• [Instruções e requisitos]: Edite as linhas abaixo trocando "up-arrow-shape" por "up-arrow-glyph" em todas elas e mantendo todo o resto inalterado. Omita as imagens na resposta.

• [Entradas de dados]:
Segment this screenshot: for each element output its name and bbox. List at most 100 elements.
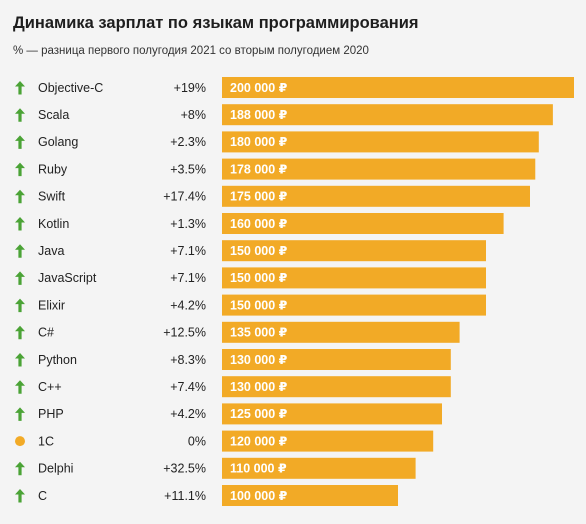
change-label: +32.5% bbox=[163, 462, 206, 476]
up-arrow-shape bbox=[15, 81, 25, 95]
bar-value-label: 130 000 ₽ bbox=[230, 380, 288, 394]
bar-value-label: 160 000 ₽ bbox=[230, 217, 288, 231]
up-arrow-icon bbox=[15, 353, 25, 367]
up-arrow-shape bbox=[15, 189, 25, 204]
bar bbox=[222, 294, 486, 316]
category-label: JavaScript bbox=[38, 271, 97, 285]
up-arrow-icon bbox=[15, 135, 25, 149]
up-arrow-shape bbox=[15, 298, 25, 313]
category-label: Swift bbox=[38, 190, 66, 204]
bar-value-label: 150 000 ₽ bbox=[230, 244, 288, 258]
chart-row: 1С 0% 120 000 ₽ bbox=[15, 430, 434, 452]
bar bbox=[222, 131, 539, 153]
change-label: +1.3% bbox=[170, 217, 206, 231]
chart-row: Swift +17.4% 175 000 ₽ bbox=[15, 185, 530, 207]
up-arrow-shape bbox=[15, 135, 25, 149]
up-arrow-icon bbox=[15, 407, 25, 421]
change-label: +12.5% bbox=[163, 326, 206, 340]
category-label: C bbox=[38, 489, 47, 503]
up-arrow-icon bbox=[15, 271, 25, 285]
up-arrow-icon bbox=[15, 461, 25, 476]
bar bbox=[222, 104, 553, 126]
bar-value-label: 130 000 ₽ bbox=[230, 353, 288, 367]
bar bbox=[222, 213, 504, 234]
category-label: Scala bbox=[38, 108, 69, 122]
up-arrow-shape bbox=[15, 244, 25, 258]
up-arrow-shape bbox=[15, 162, 25, 177]
category-label: 1С bbox=[38, 434, 54, 448]
change-label: +7.1% bbox=[170, 271, 206, 285]
bar-value-label: 200 000 ₽ bbox=[230, 81, 288, 95]
chart-row: C# +12.5% 135 000 ₽ bbox=[15, 321, 460, 343]
bar bbox=[222, 376, 451, 398]
bar-value-label: 175 000 ₽ bbox=[230, 190, 288, 204]
category-label: C# bbox=[38, 326, 54, 340]
chart-row: Delphi +32.5% 110 000 ₽ bbox=[15, 457, 416, 479]
change-label: +19% bbox=[174, 81, 206, 95]
category-label: Delphi bbox=[38, 462, 73, 476]
bar-value-label: 135 000 ₽ bbox=[230, 326, 288, 340]
up-arrow-shape bbox=[15, 353, 25, 367]
chart-subtitle: % — разница первого полугодия 2021 со вт… bbox=[13, 45, 369, 57]
up-arrow-shape bbox=[15, 108, 25, 122]
change-label: +4.2% bbox=[170, 407, 206, 421]
bar bbox=[222, 485, 398, 506]
chart-row: C +11.1% 100 000 ₽ bbox=[15, 485, 398, 506]
chart-row: PHP +4.2% 125 000 ₽ bbox=[15, 403, 442, 425]
change-label: +17.4% bbox=[163, 190, 206, 204]
bar-value-label: 150 000 ₽ bbox=[230, 298, 288, 312]
bar-value-label: 178 000 ₽ bbox=[230, 162, 288, 176]
bar-value-label: 120 000 ₽ bbox=[230, 434, 288, 448]
category-label: Kotlin bbox=[38, 217, 69, 231]
bar-value-label: 180 000 ₽ bbox=[230, 135, 288, 149]
bar bbox=[222, 321, 460, 343]
chart-row: Elixir +4.2% 150 000 ₽ bbox=[15, 294, 486, 316]
bar bbox=[222, 77, 574, 98]
bar bbox=[222, 349, 451, 370]
bar bbox=[222, 240, 486, 262]
up-arrow-shape bbox=[15, 461, 25, 476]
change-label: +2.3% bbox=[170, 135, 206, 149]
bar-value-label: 125 000 ₽ bbox=[230, 407, 288, 421]
up-arrow-icon bbox=[15, 81, 25, 95]
chart-row: Python +8.3% 130 000 ₽ bbox=[15, 349, 451, 370]
up-arrow-icon bbox=[15, 244, 25, 258]
up-arrow-icon bbox=[15, 380, 25, 394]
up-arrow-icon bbox=[15, 217, 25, 231]
bar bbox=[222, 267, 486, 289]
category-label: Java bbox=[38, 244, 64, 258]
chart-row: Golang +2.3% 180 000 ₽ bbox=[15, 131, 539, 153]
up-arrow-icon bbox=[15, 108, 25, 122]
chart-row: JavaScript +7.1% 150 000 ₽ bbox=[15, 267, 486, 289]
change-label: +7.4% bbox=[170, 380, 206, 394]
change-label: +7.1% bbox=[170, 244, 206, 258]
bar bbox=[222, 158, 536, 180]
change-label: +8% bbox=[181, 108, 206, 122]
category-label: Elixir bbox=[38, 298, 65, 312]
up-arrow-shape bbox=[15, 489, 25, 503]
change-label: +11.1% bbox=[164, 489, 206, 503]
up-arrow-shape bbox=[15, 407, 25, 421]
bar-value-label: 100 000 ₽ bbox=[230, 489, 288, 503]
category-label: Python bbox=[38, 353, 77, 367]
chart-row: Java +7.1% 150 000 ₽ bbox=[15, 240, 486, 262]
bar-value-label: 188 000 ₽ bbox=[230, 108, 288, 122]
up-arrow-shape bbox=[15, 325, 25, 340]
change-label: +8.3% bbox=[170, 353, 206, 367]
category-label: PHP bbox=[38, 407, 64, 421]
up-arrow-shape bbox=[15, 380, 25, 394]
chart-title: Динамика зарплат по языкам программирова… bbox=[13, 14, 419, 32]
chart-row: Scala +8% 188 000 ₽ bbox=[15, 104, 553, 126]
up-arrow-icon bbox=[15, 489, 25, 503]
chart-row: Objective-C +19% 200 000 ₽ bbox=[15, 77, 574, 98]
category-label: Golang bbox=[38, 135, 78, 149]
change-label: 0% bbox=[188, 434, 206, 448]
chart-row: C++ +7.4% 130 000 ₽ bbox=[15, 376, 451, 398]
category-label: Objective-C bbox=[38, 81, 103, 95]
up-arrow-icon bbox=[15, 162, 25, 177]
bar bbox=[222, 430, 434, 452]
up-arrow-icon bbox=[15, 189, 25, 204]
chart-row: Kotlin +1.3% 160 000 ₽ bbox=[15, 213, 504, 234]
neutral-dot-icon bbox=[15, 436, 25, 447]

• [Resultado do exercício]:
Segment this screenshot: for each element output its name and bbox. List at most 100 elements.
change-label: +32.5% bbox=[163, 462, 206, 476]
up-arrow-glyph bbox=[15, 81, 25, 95]
bar-value-label: 130 000 ₽ bbox=[230, 380, 288, 394]
bar-value-label: 160 000 ₽ bbox=[230, 217, 288, 231]
up-arrow-icon bbox=[15, 353, 25, 367]
up-arrow-glyph bbox=[15, 189, 25, 204]
bar bbox=[222, 294, 486, 316]
category-label: JavaScript bbox=[38, 271, 97, 285]
up-arrow-icon bbox=[15, 135, 25, 149]
up-arrow-glyph bbox=[15, 298, 25, 313]
category-label: Swift bbox=[38, 190, 66, 204]
bar-value-label: 150 000 ₽ bbox=[230, 244, 288, 258]
chart-row: 1С 0% 120 000 ₽ bbox=[15, 430, 434, 452]
bar bbox=[222, 131, 539, 153]
change-label: +1.3% bbox=[170, 217, 206, 231]
chart-row: Swift +17.4% 175 000 ₽ bbox=[15, 185, 530, 207]
up-arrow-glyph bbox=[15, 135, 25, 149]
up-arrow-icon bbox=[15, 407, 25, 421]
change-label: +12.5% bbox=[163, 326, 206, 340]
category-label: C bbox=[38, 489, 47, 503]
up-arrow-icon bbox=[15, 271, 25, 285]
up-arrow-icon bbox=[15, 461, 25, 476]
bar bbox=[222, 104, 553, 126]
bar-value-label: 130 000 ₽ bbox=[230, 353, 288, 367]
bar bbox=[222, 213, 504, 234]
category-label: Scala bbox=[38, 108, 69, 122]
up-arrow-glyph bbox=[15, 244, 25, 258]
up-arrow-glyph bbox=[15, 162, 25, 177]
category-label: 1С bbox=[38, 434, 54, 448]
change-label: +7.1% bbox=[170, 271, 206, 285]
bar-value-label: 200 000 ₽ bbox=[230, 81, 288, 95]
chart-row: C# +12.5% 135 000 ₽ bbox=[15, 321, 460, 343]
bar bbox=[222, 376, 451, 398]
bar-value-label: 175 000 ₽ bbox=[230, 190, 288, 204]
category-label: C# bbox=[38, 326, 54, 340]
chart-row: Delphi +32.5% 110 000 ₽ bbox=[15, 457, 416, 479]
change-label: +19% bbox=[174, 81, 206, 95]
category-label: Delphi bbox=[38, 462, 73, 476]
bar-value-label: 135 000 ₽ bbox=[230, 326, 288, 340]
up-arrow-glyph bbox=[15, 353, 25, 367]
chart-subtitle: % — разница первого полугодия 2021 со вт… bbox=[13, 45, 369, 57]
up-arrow-glyph bbox=[15, 108, 25, 122]
change-label: +4.2% bbox=[170, 407, 206, 421]
bar bbox=[222, 485, 398, 506]
chart-row: C +11.1% 100 000 ₽ bbox=[15, 485, 398, 506]
chart-row: PHP +4.2% 125 000 ₽ bbox=[15, 403, 442, 425]
change-label: +17.4% bbox=[163, 190, 206, 204]
bar-value-label: 150 000 ₽ bbox=[230, 298, 288, 312]
bar-value-label: 178 000 ₽ bbox=[230, 162, 288, 176]
bar-value-label: 120 000 ₽ bbox=[230, 434, 288, 448]
category-label: Kotlin bbox=[38, 217, 69, 231]
bar-value-label: 180 000 ₽ bbox=[230, 135, 288, 149]
bar bbox=[222, 321, 460, 343]
chart-row: Elixir +4.2% 150 000 ₽ bbox=[15, 294, 486, 316]
bar bbox=[222, 77, 574, 98]
bar bbox=[222, 349, 451, 370]
bar bbox=[222, 240, 486, 262]
up-arrow-glyph bbox=[15, 461, 25, 476]
change-label: +2.3% bbox=[170, 135, 206, 149]
bar-value-label: 125 000 ₽ bbox=[230, 407, 288, 421]
up-arrow-icon bbox=[15, 81, 25, 95]
chart-row: Python +8.3% 130 000 ₽ bbox=[15, 349, 451, 370]
up-arrow-icon bbox=[15, 244, 25, 258]
up-arrow-icon bbox=[15, 380, 25, 394]
up-arrow-icon bbox=[15, 217, 25, 231]
bar bbox=[222, 267, 486, 289]
category-label: Java bbox=[38, 244, 64, 258]
chart-row: Golang +2.3% 180 000 ₽ bbox=[15, 131, 539, 153]
up-arrow-icon bbox=[15, 108, 25, 122]
chart-row: JavaScript +7.1% 150 000 ₽ bbox=[15, 267, 486, 289]
change-label: +7.4% bbox=[170, 380, 206, 394]
change-label: +7.1% bbox=[170, 244, 206, 258]
bar bbox=[222, 158, 536, 180]
change-label: +8% bbox=[181, 108, 206, 122]
category-label: Elixir bbox=[38, 298, 65, 312]
up-arrow-glyph bbox=[15, 489, 25, 503]
change-label: +11.1% bbox=[164, 489, 206, 503]
up-arrow-glyph bbox=[15, 407, 25, 421]
bar-value-label: 100 000 ₽ bbox=[230, 489, 288, 503]
category-label: Python bbox=[38, 353, 77, 367]
chart-row: Java +7.1% 150 000 ₽ bbox=[15, 240, 486, 262]
bar-value-label: 188 000 ₽ bbox=[230, 108, 288, 122]
up-arrow-glyph bbox=[15, 325, 25, 340]
change-label: +8.3% bbox=[170, 353, 206, 367]
category-label: PHP bbox=[38, 407, 64, 421]
up-arrow-glyph bbox=[15, 380, 25, 394]
chart-title: Динамика зарплат по языкам программирова… bbox=[13, 14, 419, 32]
chart-row: Scala +8% 188 000 ₽ bbox=[15, 104, 553, 126]
up-arrow-icon bbox=[15, 489, 25, 503]
chart-row: Objective-C +19% 200 000 ₽ bbox=[15, 77, 574, 98]
category-label: Golang bbox=[38, 135, 78, 149]
change-label: 0% bbox=[188, 434, 206, 448]
chart-row: C++ +7.4% 130 000 ₽ bbox=[15, 376, 451, 398]
category-label: Objective-C bbox=[38, 81, 103, 95]
up-arrow-icon bbox=[15, 162, 25, 177]
bar bbox=[222, 430, 434, 452]
up-arrow-icon bbox=[15, 189, 25, 204]
chart-row: Kotlin +1.3% 160 000 ₽ bbox=[15, 213, 504, 234]
neutral-dot-icon bbox=[15, 436, 25, 447]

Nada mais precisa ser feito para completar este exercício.